[Dataset items]

===

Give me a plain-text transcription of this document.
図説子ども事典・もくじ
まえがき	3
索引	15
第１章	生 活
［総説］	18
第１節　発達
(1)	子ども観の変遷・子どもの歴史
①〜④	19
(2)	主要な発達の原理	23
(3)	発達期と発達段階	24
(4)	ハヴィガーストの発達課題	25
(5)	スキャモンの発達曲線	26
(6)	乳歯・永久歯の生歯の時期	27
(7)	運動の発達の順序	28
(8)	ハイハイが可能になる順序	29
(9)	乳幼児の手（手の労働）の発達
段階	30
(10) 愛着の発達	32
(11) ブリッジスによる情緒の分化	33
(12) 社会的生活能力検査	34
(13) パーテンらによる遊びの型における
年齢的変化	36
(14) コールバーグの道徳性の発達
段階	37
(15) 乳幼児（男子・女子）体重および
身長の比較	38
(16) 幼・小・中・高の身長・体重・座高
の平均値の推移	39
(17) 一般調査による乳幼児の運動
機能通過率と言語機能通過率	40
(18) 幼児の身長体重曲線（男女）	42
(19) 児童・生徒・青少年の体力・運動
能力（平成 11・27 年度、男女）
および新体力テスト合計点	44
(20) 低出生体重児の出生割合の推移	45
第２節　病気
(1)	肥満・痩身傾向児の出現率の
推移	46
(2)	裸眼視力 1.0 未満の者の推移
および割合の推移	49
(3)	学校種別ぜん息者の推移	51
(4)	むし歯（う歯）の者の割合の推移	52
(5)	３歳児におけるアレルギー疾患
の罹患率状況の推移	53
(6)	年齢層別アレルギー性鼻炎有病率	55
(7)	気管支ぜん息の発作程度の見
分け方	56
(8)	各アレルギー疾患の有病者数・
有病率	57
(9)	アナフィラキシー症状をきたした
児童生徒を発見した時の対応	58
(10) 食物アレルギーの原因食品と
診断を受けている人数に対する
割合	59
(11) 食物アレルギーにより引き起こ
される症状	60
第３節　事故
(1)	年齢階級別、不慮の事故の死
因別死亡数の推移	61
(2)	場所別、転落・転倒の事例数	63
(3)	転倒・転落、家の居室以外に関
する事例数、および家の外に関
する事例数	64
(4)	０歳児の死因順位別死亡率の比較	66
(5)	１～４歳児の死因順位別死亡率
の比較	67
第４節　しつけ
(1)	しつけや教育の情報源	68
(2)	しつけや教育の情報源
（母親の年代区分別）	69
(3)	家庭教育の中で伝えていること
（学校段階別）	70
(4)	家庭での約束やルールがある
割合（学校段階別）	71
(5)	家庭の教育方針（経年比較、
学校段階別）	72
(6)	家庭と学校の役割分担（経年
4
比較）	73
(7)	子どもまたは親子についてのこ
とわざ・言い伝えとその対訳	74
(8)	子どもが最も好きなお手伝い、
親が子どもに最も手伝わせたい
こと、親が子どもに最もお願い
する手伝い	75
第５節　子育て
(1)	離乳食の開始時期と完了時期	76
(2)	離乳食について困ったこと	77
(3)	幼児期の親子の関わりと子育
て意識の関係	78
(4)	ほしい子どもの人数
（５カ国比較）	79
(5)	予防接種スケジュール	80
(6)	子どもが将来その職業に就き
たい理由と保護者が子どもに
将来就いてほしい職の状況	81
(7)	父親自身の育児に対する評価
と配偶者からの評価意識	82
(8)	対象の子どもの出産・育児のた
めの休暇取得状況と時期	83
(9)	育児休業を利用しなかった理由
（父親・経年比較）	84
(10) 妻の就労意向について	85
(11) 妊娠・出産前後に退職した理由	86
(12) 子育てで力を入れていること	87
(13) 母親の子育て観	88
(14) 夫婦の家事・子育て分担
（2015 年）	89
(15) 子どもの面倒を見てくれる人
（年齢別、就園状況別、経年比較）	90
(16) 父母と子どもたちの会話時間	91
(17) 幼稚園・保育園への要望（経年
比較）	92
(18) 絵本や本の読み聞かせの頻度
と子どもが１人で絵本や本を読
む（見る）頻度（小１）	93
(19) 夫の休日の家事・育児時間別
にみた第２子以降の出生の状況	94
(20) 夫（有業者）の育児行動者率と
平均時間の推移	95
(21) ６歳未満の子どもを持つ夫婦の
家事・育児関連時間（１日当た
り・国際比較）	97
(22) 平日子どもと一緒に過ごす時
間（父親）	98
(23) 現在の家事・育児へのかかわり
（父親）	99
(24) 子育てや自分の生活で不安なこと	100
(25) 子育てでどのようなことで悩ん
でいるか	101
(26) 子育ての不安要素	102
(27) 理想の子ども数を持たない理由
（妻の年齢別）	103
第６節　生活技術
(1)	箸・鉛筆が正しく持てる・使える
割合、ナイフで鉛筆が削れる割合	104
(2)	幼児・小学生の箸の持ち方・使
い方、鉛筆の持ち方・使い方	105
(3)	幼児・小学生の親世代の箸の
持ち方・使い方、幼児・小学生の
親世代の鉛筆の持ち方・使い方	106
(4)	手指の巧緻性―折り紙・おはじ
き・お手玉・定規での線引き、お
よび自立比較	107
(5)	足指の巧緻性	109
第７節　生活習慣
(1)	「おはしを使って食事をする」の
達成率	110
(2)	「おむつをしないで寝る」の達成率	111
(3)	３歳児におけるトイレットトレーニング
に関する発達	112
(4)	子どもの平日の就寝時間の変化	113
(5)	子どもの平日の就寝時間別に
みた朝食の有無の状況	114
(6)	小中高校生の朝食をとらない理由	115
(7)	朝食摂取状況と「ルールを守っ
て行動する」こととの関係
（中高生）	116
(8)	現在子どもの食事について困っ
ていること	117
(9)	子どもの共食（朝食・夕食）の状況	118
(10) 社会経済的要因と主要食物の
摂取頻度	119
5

===

§ **Objective**
Extract, from the material above, each line holding the word "経年比較".

§ **Written response**
(5)	家庭の教育方針（経年比較、
（父親・経年比較）	84
（年齢別、就園状況別、経年比較）	90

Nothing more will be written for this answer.